▶ [PROBLEM REQUIREMENTS]: Check each line of the records below and collect those holding "game".
── SOURCE RECORDS
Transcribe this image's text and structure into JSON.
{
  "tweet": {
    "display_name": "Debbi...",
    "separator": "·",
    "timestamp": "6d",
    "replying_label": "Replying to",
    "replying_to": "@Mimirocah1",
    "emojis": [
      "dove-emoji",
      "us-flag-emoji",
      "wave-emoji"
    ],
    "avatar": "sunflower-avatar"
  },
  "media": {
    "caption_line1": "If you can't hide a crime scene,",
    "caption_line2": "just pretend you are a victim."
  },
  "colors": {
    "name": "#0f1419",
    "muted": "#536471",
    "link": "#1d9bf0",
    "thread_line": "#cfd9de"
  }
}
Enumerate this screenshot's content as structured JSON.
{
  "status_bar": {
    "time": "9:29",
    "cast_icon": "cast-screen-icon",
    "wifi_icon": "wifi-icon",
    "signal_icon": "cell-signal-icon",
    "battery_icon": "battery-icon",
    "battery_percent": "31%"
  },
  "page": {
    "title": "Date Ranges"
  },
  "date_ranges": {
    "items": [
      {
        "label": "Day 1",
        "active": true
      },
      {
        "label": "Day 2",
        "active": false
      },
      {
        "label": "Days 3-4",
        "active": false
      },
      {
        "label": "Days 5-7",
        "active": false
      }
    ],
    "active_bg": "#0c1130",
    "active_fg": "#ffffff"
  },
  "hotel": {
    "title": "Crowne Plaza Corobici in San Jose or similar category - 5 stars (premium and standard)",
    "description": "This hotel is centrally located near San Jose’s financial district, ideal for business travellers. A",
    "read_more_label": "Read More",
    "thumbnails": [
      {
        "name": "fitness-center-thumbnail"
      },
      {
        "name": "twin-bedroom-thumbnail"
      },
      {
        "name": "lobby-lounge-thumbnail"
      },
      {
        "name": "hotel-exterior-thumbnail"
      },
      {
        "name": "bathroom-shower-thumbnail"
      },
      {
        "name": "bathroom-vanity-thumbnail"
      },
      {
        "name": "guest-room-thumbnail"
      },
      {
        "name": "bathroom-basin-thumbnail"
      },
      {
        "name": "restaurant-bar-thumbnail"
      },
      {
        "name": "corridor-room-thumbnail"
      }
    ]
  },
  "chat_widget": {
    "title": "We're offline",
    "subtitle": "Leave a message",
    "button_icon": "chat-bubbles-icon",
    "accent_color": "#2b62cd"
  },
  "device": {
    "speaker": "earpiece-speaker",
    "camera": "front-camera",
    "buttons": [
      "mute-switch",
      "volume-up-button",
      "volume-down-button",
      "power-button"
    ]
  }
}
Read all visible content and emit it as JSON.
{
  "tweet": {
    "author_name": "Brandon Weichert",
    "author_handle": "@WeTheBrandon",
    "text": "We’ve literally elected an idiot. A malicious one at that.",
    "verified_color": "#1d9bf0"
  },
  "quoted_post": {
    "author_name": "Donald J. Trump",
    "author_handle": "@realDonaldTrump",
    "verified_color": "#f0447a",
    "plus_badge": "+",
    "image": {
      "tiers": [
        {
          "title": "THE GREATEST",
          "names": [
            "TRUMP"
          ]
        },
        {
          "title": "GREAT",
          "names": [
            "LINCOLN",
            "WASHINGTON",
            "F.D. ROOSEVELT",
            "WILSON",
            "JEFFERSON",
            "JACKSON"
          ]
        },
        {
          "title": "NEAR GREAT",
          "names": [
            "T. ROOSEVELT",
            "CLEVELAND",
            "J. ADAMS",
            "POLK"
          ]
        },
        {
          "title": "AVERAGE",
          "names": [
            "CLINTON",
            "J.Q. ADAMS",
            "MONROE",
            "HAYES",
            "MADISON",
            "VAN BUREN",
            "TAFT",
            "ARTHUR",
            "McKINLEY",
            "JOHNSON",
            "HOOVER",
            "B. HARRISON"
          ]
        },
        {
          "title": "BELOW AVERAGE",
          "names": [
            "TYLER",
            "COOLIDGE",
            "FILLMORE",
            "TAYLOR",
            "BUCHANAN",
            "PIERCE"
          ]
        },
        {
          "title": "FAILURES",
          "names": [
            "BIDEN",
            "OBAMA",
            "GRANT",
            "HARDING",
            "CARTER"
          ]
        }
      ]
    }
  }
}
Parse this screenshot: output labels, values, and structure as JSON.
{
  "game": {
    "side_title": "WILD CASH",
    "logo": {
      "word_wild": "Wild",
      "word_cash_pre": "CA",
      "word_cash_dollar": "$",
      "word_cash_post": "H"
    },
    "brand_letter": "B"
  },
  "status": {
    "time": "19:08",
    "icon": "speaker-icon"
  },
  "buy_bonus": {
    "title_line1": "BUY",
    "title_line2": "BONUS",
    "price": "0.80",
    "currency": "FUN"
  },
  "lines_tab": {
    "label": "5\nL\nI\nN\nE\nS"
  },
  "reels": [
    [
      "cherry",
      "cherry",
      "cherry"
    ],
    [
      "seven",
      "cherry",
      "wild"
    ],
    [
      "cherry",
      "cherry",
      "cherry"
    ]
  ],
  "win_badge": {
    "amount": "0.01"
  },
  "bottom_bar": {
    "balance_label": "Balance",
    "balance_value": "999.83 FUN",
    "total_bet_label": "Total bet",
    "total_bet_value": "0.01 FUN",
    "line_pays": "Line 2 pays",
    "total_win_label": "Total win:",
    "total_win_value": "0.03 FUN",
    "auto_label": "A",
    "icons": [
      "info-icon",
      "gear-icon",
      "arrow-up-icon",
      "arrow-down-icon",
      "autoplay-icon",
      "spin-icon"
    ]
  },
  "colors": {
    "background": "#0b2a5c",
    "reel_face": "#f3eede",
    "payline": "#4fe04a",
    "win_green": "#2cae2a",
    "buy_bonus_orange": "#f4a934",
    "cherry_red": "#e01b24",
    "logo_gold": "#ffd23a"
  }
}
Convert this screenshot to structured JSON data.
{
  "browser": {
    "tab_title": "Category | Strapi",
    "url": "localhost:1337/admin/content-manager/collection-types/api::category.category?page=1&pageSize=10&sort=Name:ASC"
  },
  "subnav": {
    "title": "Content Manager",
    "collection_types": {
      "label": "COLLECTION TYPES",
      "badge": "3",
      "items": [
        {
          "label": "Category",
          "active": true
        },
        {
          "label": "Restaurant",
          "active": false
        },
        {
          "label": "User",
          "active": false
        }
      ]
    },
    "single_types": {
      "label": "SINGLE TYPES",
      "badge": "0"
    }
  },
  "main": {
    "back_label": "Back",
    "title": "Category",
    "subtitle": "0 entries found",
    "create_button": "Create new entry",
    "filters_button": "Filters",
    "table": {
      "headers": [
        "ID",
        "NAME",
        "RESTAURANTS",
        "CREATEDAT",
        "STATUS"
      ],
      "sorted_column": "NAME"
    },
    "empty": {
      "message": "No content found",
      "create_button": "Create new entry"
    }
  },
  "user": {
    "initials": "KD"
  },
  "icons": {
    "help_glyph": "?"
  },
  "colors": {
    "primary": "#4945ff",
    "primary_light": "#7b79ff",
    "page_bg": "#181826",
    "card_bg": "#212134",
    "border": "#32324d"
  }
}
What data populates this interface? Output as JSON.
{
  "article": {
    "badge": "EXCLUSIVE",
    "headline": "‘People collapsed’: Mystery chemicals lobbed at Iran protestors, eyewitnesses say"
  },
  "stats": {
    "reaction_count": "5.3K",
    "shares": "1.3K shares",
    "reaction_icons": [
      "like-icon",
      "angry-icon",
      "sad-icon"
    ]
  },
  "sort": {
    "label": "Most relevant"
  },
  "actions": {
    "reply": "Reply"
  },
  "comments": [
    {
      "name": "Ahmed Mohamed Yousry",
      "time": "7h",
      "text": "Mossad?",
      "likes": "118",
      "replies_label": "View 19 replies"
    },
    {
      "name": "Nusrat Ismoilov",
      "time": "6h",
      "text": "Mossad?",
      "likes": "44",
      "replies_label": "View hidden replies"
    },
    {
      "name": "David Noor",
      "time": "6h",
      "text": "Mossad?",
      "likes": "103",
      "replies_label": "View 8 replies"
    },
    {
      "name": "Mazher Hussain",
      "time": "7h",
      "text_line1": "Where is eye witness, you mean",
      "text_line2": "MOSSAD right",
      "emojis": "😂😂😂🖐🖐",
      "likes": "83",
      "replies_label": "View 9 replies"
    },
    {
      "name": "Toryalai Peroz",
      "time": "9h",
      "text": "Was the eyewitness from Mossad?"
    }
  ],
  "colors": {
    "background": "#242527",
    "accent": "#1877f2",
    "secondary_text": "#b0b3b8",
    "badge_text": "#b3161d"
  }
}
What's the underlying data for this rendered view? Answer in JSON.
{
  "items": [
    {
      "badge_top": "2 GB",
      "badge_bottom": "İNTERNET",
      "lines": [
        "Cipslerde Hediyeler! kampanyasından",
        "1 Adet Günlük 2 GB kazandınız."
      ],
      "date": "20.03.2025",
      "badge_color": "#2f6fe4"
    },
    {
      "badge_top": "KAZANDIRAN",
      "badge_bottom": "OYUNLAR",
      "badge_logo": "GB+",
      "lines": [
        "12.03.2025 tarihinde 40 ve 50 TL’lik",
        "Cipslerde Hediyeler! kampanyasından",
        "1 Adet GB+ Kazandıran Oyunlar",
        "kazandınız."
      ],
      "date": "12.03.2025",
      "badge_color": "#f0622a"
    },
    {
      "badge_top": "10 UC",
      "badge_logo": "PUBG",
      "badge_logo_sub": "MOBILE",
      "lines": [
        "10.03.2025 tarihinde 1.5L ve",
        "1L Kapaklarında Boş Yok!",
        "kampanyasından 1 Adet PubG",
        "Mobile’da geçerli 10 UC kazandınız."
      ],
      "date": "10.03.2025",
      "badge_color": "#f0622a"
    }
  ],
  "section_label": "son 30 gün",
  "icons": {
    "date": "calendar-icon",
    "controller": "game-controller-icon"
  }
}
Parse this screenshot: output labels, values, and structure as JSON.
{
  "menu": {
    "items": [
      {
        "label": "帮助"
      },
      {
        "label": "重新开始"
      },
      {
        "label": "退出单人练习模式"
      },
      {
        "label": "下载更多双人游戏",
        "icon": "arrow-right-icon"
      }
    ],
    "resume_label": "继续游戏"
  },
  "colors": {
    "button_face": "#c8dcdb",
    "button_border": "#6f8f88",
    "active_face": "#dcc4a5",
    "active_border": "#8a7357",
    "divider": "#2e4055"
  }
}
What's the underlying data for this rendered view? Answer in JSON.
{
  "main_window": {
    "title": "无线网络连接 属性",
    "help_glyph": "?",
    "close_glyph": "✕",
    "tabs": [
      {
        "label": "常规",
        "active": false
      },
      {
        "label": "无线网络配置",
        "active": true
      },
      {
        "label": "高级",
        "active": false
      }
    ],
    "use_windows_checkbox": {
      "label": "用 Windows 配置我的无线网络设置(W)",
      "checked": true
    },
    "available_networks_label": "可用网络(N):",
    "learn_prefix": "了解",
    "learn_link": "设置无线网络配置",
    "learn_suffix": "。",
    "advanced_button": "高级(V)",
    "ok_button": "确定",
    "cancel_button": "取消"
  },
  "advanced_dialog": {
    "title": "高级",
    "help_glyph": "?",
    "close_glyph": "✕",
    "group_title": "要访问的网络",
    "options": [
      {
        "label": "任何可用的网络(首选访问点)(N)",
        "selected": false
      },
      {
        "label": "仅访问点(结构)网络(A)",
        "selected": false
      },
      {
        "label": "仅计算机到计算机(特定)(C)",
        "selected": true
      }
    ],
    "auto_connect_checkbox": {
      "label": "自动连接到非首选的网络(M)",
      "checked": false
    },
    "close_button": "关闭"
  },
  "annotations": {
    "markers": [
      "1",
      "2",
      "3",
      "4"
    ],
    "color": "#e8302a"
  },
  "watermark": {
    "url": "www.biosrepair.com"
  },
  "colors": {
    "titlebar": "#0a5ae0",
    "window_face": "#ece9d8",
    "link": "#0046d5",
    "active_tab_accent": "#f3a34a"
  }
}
────
▶ [OUTPUT OF THE EXERCISE]:
  "game": {
    "controller": "game-controller-icon"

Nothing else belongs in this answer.